Collected data entries:
>> BEGIN
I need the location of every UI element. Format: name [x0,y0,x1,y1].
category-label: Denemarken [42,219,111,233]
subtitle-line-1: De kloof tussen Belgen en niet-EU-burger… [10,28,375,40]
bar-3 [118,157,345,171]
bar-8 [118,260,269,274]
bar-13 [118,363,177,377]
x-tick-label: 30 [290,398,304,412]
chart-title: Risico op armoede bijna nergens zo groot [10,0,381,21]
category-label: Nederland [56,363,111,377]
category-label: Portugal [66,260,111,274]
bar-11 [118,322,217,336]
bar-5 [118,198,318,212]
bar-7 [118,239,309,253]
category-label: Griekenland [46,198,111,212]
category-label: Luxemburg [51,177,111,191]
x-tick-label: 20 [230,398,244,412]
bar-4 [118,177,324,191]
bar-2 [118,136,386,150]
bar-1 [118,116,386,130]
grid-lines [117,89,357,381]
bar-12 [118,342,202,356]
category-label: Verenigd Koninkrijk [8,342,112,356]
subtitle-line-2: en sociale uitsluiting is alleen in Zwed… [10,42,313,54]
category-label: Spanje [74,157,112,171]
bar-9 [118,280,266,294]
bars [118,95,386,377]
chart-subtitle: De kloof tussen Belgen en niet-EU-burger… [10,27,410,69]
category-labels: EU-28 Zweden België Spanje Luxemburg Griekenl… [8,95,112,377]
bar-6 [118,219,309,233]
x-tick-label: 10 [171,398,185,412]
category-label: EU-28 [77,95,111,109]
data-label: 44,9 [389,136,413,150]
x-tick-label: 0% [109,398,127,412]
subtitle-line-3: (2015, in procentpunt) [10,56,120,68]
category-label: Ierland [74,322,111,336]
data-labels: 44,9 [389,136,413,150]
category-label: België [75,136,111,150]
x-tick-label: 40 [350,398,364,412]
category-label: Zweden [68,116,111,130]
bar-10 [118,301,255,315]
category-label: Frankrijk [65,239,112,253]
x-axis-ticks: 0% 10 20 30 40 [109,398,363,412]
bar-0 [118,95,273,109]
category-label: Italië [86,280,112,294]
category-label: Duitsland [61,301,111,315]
>> END
▶ _SHORT EXERCISE_
Reproduce all of the items above, substituting "axis-label" for every occurrence of "x-tick-label". Leave everything else unchanged.

▶ _REPLY TO THE EXERCISE_
I need the location of every UI element. Format: name [x0,y0,x1,y1].
category-label: Denemarken [42,219,111,233]
subtitle-line-1: De kloof tussen Belgen en niet-EU-burger… [10,28,375,40]
bar-3 [118,157,345,171]
bar-8 [118,260,269,274]
bar-13 [118,363,177,377]
axis-label: 30 [290,398,304,412]
chart-title: Risico op armoede bijna nergens zo groot [10,0,381,21]
category-label: Nederland [56,363,111,377]
category-label: Portugal [66,260,111,274]
bar-11 [118,322,217,336]
bar-5 [118,198,318,212]
bar-7 [118,239,309,253]
category-label: Griekenland [46,198,111,212]
category-label: Luxemburg [51,177,111,191]
axis-label: 20 [230,398,244,412]
bar-4 [118,177,324,191]
bar-2 [118,136,386,150]
bar-1 [118,116,386,130]
grid-lines [117,89,357,381]
bar-12 [118,342,202,356]
category-label: Verenigd Koninkrijk [8,342,112,356]
subtitle-line-2: en sociale uitsluiting is alleen in Zwed… [10,42,313,54]
category-label: Spanje [74,157,112,171]
bar-9 [118,280,266,294]
bars [118,95,386,377]
chart-subtitle: De kloof tussen Belgen en niet-EU-burger… [10,27,410,69]
category-labels: EU-28 Zweden België Spanje Luxemburg Griekenl… [8,95,112,377]
bar-6 [118,219,309,233]
axis-label: 10 [171,398,185,412]
category-label: EU-28 [77,95,111,109]
data-label: 44,9 [389,136,413,150]
axis-label: 0% [109,398,127,412]
subtitle-line-3: (2015, in procentpunt) [10,56,120,68]
category-label: Ierland [74,322,111,336]
data-labels: 44,9 [389,136,413,150]
category-label: België [75,136,111,150]
axis-label: 40 [350,398,364,412]
category-label: Zweden [68,116,111,130]
bar-10 [118,301,255,315]
category-label: Frankrijk [65,239,112,253]
x-axis-ticks: 0% 10 20 30 40 [109,398,363,412]
bar-0 [118,95,273,109]
category-label: Italië [86,280,112,294]
category-label: Duitsland [61,301,111,315]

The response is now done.